Look for the string "Blanket" and copy every line that has it.

LISTED ENTRIES:
****************
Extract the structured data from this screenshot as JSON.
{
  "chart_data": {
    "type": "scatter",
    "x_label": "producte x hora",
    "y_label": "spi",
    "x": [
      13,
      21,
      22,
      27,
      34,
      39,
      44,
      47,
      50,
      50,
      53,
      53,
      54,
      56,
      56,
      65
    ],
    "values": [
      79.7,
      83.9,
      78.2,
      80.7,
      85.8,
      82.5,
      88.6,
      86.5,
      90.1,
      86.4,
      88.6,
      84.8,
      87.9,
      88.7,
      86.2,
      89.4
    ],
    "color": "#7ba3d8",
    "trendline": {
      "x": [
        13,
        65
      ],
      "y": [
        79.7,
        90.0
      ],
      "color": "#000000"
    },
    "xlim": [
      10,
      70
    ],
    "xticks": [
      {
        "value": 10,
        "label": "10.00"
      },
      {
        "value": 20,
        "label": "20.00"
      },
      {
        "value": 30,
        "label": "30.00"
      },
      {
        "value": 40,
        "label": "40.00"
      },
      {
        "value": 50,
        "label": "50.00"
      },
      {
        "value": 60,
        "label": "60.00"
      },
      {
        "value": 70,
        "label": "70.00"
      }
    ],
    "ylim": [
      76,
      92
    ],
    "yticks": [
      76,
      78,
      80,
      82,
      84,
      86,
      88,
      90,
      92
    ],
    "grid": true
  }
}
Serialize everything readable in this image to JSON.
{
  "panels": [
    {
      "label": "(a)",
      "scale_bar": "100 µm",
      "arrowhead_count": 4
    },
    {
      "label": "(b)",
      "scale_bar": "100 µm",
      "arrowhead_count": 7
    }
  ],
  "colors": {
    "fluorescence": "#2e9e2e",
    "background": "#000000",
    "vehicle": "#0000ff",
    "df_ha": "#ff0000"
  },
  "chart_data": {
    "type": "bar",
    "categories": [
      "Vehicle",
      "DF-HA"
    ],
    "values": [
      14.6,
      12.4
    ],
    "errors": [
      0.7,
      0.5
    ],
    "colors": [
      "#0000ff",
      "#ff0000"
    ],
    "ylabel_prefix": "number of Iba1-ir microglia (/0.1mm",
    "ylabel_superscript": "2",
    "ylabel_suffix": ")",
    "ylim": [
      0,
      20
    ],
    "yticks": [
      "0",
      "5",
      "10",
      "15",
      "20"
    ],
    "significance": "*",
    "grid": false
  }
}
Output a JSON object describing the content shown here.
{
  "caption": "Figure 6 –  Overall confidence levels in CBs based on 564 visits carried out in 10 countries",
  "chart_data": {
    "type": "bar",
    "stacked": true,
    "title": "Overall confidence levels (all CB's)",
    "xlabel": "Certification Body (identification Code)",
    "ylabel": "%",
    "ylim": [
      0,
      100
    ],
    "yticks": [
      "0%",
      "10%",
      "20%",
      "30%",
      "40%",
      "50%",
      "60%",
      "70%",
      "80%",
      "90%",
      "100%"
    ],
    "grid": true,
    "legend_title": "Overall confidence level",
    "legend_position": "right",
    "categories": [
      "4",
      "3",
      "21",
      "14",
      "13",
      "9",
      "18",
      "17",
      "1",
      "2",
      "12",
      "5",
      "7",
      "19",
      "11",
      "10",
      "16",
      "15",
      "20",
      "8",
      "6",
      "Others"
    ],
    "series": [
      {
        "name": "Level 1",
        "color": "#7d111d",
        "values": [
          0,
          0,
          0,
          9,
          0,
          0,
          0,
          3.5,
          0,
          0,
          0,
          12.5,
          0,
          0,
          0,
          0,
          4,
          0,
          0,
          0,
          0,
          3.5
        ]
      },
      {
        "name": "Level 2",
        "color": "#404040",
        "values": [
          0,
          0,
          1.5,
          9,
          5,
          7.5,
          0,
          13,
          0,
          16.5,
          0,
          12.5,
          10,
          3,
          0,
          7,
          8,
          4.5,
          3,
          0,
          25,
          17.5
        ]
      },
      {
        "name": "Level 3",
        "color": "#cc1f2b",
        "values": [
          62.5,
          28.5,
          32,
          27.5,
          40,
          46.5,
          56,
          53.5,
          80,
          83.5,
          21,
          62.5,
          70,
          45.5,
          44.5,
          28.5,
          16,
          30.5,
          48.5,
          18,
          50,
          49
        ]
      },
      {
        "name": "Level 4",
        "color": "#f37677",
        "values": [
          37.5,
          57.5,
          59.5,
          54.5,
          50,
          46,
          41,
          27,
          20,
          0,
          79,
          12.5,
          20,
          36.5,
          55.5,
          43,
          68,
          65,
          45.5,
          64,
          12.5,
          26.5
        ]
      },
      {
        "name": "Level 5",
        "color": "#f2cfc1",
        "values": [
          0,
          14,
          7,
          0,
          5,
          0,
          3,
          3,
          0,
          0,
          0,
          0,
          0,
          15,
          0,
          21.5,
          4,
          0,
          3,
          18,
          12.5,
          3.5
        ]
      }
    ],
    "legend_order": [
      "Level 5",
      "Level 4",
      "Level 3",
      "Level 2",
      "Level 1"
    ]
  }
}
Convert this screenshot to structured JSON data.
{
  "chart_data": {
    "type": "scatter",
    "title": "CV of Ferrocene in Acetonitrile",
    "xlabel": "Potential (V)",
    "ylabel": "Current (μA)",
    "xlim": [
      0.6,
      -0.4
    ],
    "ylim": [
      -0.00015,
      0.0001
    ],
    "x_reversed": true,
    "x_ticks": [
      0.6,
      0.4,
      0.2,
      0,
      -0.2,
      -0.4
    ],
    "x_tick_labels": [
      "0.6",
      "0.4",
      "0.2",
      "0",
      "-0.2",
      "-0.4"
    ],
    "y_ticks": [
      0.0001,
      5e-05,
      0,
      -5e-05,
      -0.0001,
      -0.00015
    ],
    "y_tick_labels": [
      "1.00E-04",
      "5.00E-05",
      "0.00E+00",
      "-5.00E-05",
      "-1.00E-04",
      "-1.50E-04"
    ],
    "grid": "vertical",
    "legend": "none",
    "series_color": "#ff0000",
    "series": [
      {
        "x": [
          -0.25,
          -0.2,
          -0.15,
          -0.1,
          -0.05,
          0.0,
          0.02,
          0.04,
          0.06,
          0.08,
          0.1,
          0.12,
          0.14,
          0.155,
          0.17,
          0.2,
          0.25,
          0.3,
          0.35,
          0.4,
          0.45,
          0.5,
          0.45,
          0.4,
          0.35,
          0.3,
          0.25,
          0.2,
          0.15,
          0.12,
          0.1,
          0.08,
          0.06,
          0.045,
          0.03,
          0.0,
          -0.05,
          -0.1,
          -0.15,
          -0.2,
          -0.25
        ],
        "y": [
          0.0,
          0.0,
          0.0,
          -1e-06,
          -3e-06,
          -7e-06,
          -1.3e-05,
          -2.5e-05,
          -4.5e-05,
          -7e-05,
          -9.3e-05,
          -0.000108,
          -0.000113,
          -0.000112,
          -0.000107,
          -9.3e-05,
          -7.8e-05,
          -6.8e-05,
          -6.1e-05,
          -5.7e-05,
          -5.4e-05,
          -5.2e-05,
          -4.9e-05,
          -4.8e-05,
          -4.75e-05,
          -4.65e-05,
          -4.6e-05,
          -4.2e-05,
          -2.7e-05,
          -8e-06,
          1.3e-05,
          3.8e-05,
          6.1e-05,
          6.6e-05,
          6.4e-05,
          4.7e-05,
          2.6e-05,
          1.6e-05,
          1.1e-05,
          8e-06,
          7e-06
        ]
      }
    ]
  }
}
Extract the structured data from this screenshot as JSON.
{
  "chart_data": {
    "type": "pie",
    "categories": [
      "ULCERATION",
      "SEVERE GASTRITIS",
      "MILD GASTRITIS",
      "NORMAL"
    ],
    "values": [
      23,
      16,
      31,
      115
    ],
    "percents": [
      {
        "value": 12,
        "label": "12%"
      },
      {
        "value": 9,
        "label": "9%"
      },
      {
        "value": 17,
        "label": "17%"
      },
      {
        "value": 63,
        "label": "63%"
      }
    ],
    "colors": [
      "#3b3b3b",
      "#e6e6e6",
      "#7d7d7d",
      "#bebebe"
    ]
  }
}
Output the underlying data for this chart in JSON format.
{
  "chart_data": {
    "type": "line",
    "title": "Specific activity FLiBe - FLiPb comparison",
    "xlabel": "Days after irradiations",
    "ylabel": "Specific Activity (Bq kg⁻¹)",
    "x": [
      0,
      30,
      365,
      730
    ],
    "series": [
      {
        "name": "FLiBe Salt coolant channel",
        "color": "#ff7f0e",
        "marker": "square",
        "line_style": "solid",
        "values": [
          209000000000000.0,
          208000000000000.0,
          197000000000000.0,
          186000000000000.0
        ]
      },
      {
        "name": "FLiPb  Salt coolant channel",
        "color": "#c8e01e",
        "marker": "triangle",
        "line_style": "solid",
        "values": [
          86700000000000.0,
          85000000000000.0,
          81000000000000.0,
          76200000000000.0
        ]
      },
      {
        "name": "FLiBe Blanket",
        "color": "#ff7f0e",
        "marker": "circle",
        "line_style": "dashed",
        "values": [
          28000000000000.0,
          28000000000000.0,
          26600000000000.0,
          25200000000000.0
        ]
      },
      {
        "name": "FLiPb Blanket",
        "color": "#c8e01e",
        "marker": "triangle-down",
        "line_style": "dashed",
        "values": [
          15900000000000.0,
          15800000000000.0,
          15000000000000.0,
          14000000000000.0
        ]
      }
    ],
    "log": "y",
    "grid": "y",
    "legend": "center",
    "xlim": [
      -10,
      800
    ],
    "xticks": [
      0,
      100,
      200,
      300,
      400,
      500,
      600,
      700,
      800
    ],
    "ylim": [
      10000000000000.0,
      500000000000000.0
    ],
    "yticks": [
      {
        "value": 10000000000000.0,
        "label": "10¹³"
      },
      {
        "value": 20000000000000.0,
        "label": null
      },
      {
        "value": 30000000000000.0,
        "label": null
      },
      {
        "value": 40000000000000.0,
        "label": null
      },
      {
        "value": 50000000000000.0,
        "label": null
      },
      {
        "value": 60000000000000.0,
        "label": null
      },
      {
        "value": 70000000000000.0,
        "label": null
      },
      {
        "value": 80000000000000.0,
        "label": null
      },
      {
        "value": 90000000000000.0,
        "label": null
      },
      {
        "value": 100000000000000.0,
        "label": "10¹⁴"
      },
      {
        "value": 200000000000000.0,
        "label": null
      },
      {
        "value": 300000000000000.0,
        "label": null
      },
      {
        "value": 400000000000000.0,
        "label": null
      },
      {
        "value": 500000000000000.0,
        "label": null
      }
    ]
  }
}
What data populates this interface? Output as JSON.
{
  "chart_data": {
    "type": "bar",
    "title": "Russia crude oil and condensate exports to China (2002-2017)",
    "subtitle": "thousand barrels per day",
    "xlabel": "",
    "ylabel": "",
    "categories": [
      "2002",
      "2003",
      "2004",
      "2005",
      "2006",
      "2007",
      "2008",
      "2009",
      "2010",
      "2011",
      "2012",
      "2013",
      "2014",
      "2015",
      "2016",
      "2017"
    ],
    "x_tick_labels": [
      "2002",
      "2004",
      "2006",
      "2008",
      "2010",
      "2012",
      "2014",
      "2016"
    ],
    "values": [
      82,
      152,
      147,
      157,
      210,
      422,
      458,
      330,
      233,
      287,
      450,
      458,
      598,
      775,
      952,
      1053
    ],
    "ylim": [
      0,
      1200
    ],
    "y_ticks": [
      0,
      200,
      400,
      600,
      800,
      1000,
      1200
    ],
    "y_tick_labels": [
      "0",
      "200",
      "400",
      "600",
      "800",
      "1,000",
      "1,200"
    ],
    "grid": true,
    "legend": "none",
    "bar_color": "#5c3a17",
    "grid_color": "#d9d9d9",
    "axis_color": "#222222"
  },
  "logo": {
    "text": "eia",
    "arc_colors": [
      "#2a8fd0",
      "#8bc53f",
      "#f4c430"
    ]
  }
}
****************
EXERCISE ANSWER:
        "name": "FLiBe Blanket",
        "name": "FLiPb Blanket",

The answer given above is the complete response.